From the line containing "OCR this image." through the last line of the entries below, repeat each line word for word and leave out the rest.

**** Record set ****

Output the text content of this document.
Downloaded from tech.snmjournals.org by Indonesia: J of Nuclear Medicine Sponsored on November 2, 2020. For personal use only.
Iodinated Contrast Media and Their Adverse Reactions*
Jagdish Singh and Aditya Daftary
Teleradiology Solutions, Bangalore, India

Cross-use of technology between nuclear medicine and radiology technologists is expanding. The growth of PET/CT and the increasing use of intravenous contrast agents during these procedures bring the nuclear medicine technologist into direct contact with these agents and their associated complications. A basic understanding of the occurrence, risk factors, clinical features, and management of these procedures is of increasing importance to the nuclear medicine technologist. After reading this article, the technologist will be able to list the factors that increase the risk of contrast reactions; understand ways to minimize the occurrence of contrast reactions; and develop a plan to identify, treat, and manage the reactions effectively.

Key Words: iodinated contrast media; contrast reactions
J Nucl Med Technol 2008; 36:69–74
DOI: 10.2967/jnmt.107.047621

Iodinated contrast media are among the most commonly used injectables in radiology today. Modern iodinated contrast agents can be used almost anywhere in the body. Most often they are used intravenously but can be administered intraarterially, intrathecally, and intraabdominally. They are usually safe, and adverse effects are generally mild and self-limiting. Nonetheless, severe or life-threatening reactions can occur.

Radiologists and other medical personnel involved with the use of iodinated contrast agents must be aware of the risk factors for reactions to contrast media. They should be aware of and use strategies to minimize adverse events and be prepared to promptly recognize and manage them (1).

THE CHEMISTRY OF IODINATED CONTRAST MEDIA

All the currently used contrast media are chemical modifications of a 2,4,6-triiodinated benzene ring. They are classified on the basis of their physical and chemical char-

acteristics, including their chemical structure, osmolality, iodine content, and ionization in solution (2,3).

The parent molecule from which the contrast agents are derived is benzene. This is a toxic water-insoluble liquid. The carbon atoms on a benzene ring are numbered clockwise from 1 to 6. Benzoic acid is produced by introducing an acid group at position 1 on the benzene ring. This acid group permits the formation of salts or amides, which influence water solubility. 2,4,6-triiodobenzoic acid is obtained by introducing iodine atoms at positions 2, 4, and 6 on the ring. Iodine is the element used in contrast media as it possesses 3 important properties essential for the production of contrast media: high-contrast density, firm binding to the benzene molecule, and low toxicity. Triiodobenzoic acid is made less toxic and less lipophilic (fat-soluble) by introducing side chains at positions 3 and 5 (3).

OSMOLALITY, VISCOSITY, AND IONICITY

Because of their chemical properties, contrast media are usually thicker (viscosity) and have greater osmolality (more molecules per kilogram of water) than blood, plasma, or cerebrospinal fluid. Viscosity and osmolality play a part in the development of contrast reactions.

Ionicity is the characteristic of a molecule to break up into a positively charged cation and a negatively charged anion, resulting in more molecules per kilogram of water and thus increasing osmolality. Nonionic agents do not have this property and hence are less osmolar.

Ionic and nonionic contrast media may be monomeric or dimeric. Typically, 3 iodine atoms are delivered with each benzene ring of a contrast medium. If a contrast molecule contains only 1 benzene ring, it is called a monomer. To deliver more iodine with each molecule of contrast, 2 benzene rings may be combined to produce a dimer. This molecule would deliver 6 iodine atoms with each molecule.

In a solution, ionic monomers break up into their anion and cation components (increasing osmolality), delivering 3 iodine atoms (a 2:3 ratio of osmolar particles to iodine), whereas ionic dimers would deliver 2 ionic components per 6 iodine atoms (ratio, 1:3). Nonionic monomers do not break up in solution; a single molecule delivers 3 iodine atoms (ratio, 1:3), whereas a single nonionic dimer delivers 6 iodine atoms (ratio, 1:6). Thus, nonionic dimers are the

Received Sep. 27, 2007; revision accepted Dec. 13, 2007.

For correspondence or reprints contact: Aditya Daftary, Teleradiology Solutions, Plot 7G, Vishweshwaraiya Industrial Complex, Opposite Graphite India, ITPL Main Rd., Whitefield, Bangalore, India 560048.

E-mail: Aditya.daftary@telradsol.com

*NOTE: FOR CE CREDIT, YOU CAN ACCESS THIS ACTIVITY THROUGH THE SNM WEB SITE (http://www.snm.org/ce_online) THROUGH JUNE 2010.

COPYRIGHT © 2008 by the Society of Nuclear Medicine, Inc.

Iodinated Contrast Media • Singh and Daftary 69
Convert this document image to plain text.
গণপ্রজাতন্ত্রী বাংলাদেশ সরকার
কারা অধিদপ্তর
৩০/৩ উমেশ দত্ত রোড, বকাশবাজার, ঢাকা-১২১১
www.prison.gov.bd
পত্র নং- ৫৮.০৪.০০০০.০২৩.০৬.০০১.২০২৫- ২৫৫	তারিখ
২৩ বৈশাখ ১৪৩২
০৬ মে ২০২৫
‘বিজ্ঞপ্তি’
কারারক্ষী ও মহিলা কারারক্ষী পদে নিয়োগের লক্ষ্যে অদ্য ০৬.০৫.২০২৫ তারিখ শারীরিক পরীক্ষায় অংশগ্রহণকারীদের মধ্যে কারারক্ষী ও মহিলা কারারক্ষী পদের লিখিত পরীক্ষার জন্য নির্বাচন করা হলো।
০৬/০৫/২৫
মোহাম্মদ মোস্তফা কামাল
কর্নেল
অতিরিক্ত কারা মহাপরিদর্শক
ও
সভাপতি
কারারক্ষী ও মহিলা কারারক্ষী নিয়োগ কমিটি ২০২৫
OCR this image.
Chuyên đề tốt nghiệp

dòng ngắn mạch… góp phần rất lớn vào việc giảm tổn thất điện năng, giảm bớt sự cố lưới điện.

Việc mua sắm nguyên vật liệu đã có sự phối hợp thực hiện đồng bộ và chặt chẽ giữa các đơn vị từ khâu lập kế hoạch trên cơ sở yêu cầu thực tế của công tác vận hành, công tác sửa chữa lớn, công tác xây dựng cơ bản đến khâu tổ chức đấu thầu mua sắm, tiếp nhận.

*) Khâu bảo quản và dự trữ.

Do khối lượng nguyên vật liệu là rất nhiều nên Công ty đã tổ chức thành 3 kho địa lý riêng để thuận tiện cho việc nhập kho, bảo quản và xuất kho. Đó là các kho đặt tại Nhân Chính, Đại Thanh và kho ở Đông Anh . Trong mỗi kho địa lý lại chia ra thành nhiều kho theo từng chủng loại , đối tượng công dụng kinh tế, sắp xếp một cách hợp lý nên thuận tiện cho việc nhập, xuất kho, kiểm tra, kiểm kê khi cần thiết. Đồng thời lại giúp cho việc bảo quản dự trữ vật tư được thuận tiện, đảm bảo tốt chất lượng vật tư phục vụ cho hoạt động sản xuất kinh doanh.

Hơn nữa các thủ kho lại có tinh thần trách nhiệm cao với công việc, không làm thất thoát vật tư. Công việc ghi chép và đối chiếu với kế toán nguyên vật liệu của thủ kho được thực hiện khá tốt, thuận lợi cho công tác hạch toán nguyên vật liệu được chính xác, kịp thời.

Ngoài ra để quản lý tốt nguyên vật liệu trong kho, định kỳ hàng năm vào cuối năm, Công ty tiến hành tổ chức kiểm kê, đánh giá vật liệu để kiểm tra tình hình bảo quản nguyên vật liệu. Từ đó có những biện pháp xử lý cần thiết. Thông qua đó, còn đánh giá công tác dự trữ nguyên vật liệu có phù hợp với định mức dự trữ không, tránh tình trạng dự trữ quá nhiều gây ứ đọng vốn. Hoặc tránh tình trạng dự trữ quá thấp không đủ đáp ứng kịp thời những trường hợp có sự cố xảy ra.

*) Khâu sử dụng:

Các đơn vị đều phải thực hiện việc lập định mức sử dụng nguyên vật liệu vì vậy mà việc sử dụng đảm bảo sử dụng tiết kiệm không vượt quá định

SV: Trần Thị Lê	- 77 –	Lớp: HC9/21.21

****

-- Solution to the exercise --
OCR this image.
Chuyên đề tốt nghiệp

dòng ngắn mạch… góp phần rất lớn vào việc giảm tổn thất điện năng, giảm bớt sự cố lưới điện.

Việc mua sắm nguyên vật liệu đã có sự phối hợp thực hiện đồng bộ và chặt chẽ giữa các đơn vị từ khâu lập kế hoạch trên cơ sở yêu cầu thực tế của công tác vận hành, công tác sửa chữa lớn, công tác xây dựng cơ bản đến khâu tổ chức đấu thầu mua sắm, tiếp nhận.

*) Khâu bảo quản và dự trữ.

Do khối lượng nguyên vật liệu là rất nhiều nên Công ty đã tổ chức thành 3 kho địa lý riêng để thuận tiện cho việc nhập kho, bảo quản và xuất kho. Đó là các kho đặt tại Nhân Chính, Đại Thanh và kho ở Đông Anh . Trong mỗi kho địa lý lại chia ra thành nhiều kho theo từng chủng loại , đối tượng công dụng kinh tế, sắp xếp một cách hợp lý nên thuận tiện cho việc nhập, xuất kho, kiểm tra, kiểm kê khi cần thiết. Đồng thời lại giúp cho việc bảo quản dự trữ vật tư được thuận tiện, đảm bảo tốt chất lượng vật tư phục vụ cho hoạt động sản xuất kinh doanh.

Hơn nữa các thủ kho lại có tinh thần trách nhiệm cao với công việc, không làm thất thoát vật tư. Công việc ghi chép và đối chiếu với kế toán nguyên vật liệu của thủ kho được thực hiện khá tốt, thuận lợi cho công tác hạch toán nguyên vật liệu được chính xác, kịp thời.

Ngoài ra để quản lý tốt nguyên vật liệu trong kho, định kỳ hàng năm vào cuối năm, Công ty tiến hành tổ chức kiểm kê, đánh giá vật liệu để kiểm tra tình hình bảo quản nguyên vật liệu. Từ đó có những biện pháp xử lý cần thiết. Thông qua đó, còn đánh giá công tác dự trữ nguyên vật liệu có phù hợp với định mức dự trữ không, tránh tình trạng dự trữ quá nhiều gây ứ đọng vốn. Hoặc tránh tình trạng dự trữ quá thấp không đủ đáp ứng kịp thời những trường hợp có sự cố xảy ra.

*) Khâu sử dụng:

Các đơn vị đều phải thực hiện việc lập định mức sử dụng nguyên vật liệu vì vậy mà việc sử dụng đảm bảo sử dụng tiết kiệm không vượt quá định

SV: Trần Thị Lê	- 77 –	Lớp: HC9/21.21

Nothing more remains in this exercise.